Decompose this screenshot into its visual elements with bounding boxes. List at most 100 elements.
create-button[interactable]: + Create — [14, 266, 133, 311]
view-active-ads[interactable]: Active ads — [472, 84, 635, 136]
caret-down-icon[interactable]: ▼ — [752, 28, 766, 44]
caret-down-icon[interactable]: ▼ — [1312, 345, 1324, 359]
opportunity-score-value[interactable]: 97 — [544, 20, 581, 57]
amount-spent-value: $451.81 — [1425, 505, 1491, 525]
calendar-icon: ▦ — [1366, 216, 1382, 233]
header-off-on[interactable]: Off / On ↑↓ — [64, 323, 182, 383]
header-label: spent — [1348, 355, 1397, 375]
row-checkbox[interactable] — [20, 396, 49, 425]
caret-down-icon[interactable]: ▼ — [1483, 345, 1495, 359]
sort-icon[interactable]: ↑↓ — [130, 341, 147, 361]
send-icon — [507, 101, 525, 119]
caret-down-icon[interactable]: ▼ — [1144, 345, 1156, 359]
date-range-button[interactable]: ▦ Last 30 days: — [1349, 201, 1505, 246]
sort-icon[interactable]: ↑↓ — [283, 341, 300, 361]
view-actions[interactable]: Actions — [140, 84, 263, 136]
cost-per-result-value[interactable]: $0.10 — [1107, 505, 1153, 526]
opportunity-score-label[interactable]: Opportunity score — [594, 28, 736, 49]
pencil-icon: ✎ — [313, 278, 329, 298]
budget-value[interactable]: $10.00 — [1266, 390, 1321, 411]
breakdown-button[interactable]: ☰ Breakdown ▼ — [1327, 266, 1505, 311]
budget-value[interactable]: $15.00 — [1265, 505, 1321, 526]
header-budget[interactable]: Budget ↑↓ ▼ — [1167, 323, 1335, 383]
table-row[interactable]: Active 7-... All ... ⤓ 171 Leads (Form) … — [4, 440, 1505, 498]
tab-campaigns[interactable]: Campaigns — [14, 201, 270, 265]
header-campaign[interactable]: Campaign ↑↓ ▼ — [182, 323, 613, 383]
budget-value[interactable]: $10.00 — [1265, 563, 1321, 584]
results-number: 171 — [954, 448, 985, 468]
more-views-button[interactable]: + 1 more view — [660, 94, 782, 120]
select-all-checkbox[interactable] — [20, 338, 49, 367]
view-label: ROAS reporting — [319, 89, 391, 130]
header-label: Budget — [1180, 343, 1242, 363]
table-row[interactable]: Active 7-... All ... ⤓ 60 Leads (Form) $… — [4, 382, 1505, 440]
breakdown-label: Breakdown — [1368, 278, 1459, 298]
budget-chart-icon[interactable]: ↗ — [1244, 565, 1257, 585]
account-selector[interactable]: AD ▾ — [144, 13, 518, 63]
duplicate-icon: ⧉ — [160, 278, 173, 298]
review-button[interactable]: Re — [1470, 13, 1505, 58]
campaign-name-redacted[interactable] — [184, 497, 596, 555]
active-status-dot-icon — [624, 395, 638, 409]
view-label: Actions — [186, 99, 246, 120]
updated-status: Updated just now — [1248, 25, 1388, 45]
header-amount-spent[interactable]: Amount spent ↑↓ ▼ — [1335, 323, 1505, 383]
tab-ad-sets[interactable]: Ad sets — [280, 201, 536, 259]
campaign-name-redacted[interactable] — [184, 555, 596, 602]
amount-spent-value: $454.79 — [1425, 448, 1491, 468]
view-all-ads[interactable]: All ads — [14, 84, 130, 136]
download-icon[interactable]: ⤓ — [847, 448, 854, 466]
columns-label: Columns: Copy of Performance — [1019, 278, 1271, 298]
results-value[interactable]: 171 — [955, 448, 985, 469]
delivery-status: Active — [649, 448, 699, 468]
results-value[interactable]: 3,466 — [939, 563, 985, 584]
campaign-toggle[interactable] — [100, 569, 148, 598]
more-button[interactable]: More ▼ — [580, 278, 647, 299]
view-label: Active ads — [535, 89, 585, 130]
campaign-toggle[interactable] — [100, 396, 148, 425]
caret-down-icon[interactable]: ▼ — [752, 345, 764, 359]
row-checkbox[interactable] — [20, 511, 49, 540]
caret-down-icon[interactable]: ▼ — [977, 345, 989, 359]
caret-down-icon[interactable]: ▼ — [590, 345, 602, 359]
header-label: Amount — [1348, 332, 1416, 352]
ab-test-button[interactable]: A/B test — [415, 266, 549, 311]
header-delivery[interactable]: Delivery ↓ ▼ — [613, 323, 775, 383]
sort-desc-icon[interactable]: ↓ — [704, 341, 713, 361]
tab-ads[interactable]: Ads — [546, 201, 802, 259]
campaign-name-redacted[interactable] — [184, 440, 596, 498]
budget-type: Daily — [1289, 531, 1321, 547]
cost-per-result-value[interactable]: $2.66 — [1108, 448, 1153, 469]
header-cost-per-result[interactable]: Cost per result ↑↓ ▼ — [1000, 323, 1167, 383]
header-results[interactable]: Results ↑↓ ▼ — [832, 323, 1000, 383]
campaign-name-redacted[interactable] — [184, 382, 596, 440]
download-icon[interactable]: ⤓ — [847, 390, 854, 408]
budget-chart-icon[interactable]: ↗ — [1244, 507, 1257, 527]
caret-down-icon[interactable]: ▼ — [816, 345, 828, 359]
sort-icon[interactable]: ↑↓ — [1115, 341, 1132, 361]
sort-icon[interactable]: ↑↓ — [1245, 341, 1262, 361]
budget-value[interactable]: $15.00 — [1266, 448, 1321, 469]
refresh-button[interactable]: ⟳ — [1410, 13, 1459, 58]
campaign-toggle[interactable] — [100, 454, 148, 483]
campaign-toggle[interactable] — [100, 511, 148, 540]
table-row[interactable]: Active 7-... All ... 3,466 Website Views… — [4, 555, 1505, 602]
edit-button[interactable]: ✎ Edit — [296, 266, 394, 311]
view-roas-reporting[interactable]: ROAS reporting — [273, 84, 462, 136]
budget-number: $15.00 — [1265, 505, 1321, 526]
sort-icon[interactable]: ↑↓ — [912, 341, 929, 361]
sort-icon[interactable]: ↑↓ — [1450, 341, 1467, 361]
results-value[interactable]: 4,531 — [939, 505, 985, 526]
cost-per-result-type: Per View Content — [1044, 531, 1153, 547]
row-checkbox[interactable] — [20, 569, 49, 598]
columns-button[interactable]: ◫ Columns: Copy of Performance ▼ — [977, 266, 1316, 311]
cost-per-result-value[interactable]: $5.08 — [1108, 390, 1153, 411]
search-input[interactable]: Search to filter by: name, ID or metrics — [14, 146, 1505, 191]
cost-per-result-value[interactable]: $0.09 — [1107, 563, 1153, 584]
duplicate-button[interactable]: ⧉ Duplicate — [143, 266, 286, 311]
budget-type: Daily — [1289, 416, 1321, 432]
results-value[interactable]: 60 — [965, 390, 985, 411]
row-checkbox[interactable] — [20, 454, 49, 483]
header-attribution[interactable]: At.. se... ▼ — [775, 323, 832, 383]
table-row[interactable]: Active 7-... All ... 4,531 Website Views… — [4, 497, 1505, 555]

▸ Exercise task: Can you copy every line of the data above, unchanged and in order, from the first line to the last?

▸ Result:
Decompose this screenshot into its visual elements with bounding boxes. List at most 100 elements.
create-button[interactable]: + Create — [14, 266, 133, 311]
view-active-ads[interactable]: Active ads — [472, 84, 635, 136]
caret-down-icon[interactable]: ▼ — [752, 28, 766, 44]
caret-down-icon[interactable]: ▼ — [1312, 345, 1324, 359]
opportunity-score-value[interactable]: 97 — [544, 20, 581, 57]
amount-spent-value: $451.81 — [1425, 505, 1491, 525]
calendar-icon: ▦ — [1366, 216, 1382, 233]
header-off-on[interactable]: Off / On ↑↓ — [64, 323, 182, 383]
header-label: spent — [1348, 355, 1397, 375]
row-checkbox[interactable] — [20, 396, 49, 425]
caret-down-icon[interactable]: ▼ — [1483, 345, 1495, 359]
sort-icon[interactable]: ↑↓ — [130, 341, 147, 361]
send-icon — [507, 101, 525, 119]
caret-down-icon[interactable]: ▼ — [1144, 345, 1156, 359]
date-range-button[interactable]: ▦ Last 30 days: — [1349, 201, 1505, 246]
sort-icon[interactable]: ↑↓ — [283, 341, 300, 361]
view-actions[interactable]: Actions — [140, 84, 263, 136]
cost-per-result-value[interactable]: $0.10 — [1107, 505, 1153, 526]
opportunity-score-label[interactable]: Opportunity score — [594, 28, 736, 49]
pencil-icon: ✎ — [313, 278, 329, 298]
budget-value[interactable]: $10.00 — [1266, 390, 1321, 411]
breakdown-button[interactable]: ☰ Breakdown ▼ — [1327, 266, 1505, 311]
budget-value[interactable]: $15.00 — [1265, 505, 1321, 526]
header-budget[interactable]: Budget ↑↓ ▼ — [1167, 323, 1335, 383]
table-row[interactable]: Active 7-... All ... ⤓ 171 Leads (Form) … — [4, 440, 1505, 498]
tab-campaigns[interactable]: Campaigns — [14, 201, 270, 265]
header-campaign[interactable]: Campaign ↑↓ ▼ — [182, 323, 613, 383]
budget-value[interactable]: $10.00 — [1265, 563, 1321, 584]
results-number: 171 — [954, 448, 985, 468]
more-views-button[interactable]: + 1 more view — [660, 94, 782, 120]
select-all-checkbox[interactable] — [20, 338, 49, 367]
view-label: ROAS reporting — [319, 89, 391, 130]
header-label: Budget — [1180, 343, 1242, 363]
table-row[interactable]: Active 7-... All ... ⤓ 60 Leads (Form) $… — [4, 382, 1505, 440]
breakdown-label: Breakdown — [1368, 278, 1459, 298]
budget-chart-icon[interactable]: ↗ — [1244, 565, 1257, 585]
account-selector[interactable]: AD ▾ — [144, 13, 518, 63]
duplicate-icon: ⧉ — [160, 278, 173, 298]
review-button[interactable]: Re — [1470, 13, 1505, 58]
campaign-name-redacted[interactable] — [184, 497, 596, 555]
active-status-dot-icon — [624, 395, 638, 409]
view-label: Actions — [186, 99, 246, 120]
updated-status: Updated just now — [1248, 25, 1388, 45]
header-amount-spent[interactable]: Amount spent ↑↓ ▼ — [1335, 323, 1505, 383]
tab-ad-sets[interactable]: Ad sets — [280, 201, 536, 259]
campaign-name-redacted[interactable] — [184, 555, 596, 602]
amount-spent-value: $454.79 — [1425, 448, 1491, 468]
view-all-ads[interactable]: All ads — [14, 84, 130, 136]
download-icon[interactable]: ⤓ — [847, 448, 854, 466]
columns-label: Columns: Copy of Performance — [1019, 278, 1271, 298]
results-value[interactable]: 171 — [955, 448, 985, 469]
delivery-status: Active — [649, 448, 699, 468]
results-value[interactable]: 3,466 — [939, 563, 985, 584]
campaign-toggle[interactable] — [100, 569, 148, 598]
more-button[interactable]: More ▼ — [580, 278, 647, 299]
view-label: Active ads — [535, 89, 585, 130]
campaign-toggle[interactable] — [100, 396, 148, 425]
caret-down-icon[interactable]: ▼ — [752, 345, 764, 359]
row-checkbox[interactable] — [20, 511, 49, 540]
caret-down-icon[interactable]: ▼ — [977, 345, 989, 359]
caret-down-icon[interactable]: ▼ — [590, 345, 602, 359]
header-label: Amount — [1348, 332, 1416, 352]
ab-test-button[interactable]: A/B test — [415, 266, 549, 311]
header-delivery[interactable]: Delivery ↓ ▼ — [613, 323, 775, 383]
sort-desc-icon[interactable]: ↓ — [704, 341, 713, 361]
tab-ads[interactable]: Ads — [546, 201, 802, 259]
campaign-name-redacted[interactable] — [184, 440, 596, 498]
budget-type: Daily — [1289, 531, 1321, 547]
cost-per-result-value[interactable]: $2.66 — [1108, 448, 1153, 469]
header-cost-per-result[interactable]: Cost per result ↑↓ ▼ — [1000, 323, 1167, 383]
header-results[interactable]: Results ↑↓ ▼ — [832, 323, 1000, 383]
campaign-name-redacted[interactable] — [184, 382, 596, 440]
download-icon[interactable]: ⤓ — [847, 390, 854, 408]
budget-chart-icon[interactable]: ↗ — [1244, 507, 1257, 527]
caret-down-icon[interactable]: ▼ — [816, 345, 828, 359]
sort-icon[interactable]: ↑↓ — [1115, 341, 1132, 361]
sort-icon[interactable]: ↑↓ — [1245, 341, 1262, 361]
budget-value[interactable]: $15.00 — [1266, 448, 1321, 469]
refresh-button[interactable]: ⟳ — [1410, 13, 1459, 58]
campaign-toggle[interactable] — [100, 454, 148, 483]
campaign-toggle[interactable] — [100, 511, 148, 540]
table-row[interactable]: Active 7-... All ... 3,466 Website Views… — [4, 555, 1505, 602]
edit-button[interactable]: ✎ Edit — [296, 266, 394, 311]
view-roas-reporting[interactable]: ROAS reporting — [273, 84, 462, 136]
budget-number: $15.00 — [1265, 505, 1321, 526]
sort-icon[interactable]: ↑↓ — [912, 341, 929, 361]
sort-icon[interactable]: ↑↓ — [1450, 341, 1467, 361]
results-value[interactable]: 4,531 — [939, 505, 985, 526]
cost-per-result-type: Per View Content — [1044, 531, 1153, 547]
row-checkbox[interactable] — [20, 569, 49, 598]
columns-button[interactable]: ◫ Columns: Copy of Performance ▼ — [977, 266, 1316, 311]
cost-per-result-value[interactable]: $5.08 — [1108, 390, 1153, 411]
search-input[interactable]: Search to filter by: name, ID or metrics — [14, 146, 1505, 191]
cost-per-result-value[interactable]: $0.09 — [1107, 563, 1153, 584]
duplicate-button[interactable]: ⧉ Duplicate — [143, 266, 286, 311]
budget-type: Daily — [1289, 416, 1321, 432]
results-value[interactable]: 60 — [965, 390, 985, 411]
row-checkbox[interactable] — [20, 454, 49, 483]
header-attribution[interactable]: At.. se... ▼ — [775, 323, 832, 383]
table-row[interactable]: Active 7-... All ... 4,531 Website Views… — [4, 497, 1505, 555]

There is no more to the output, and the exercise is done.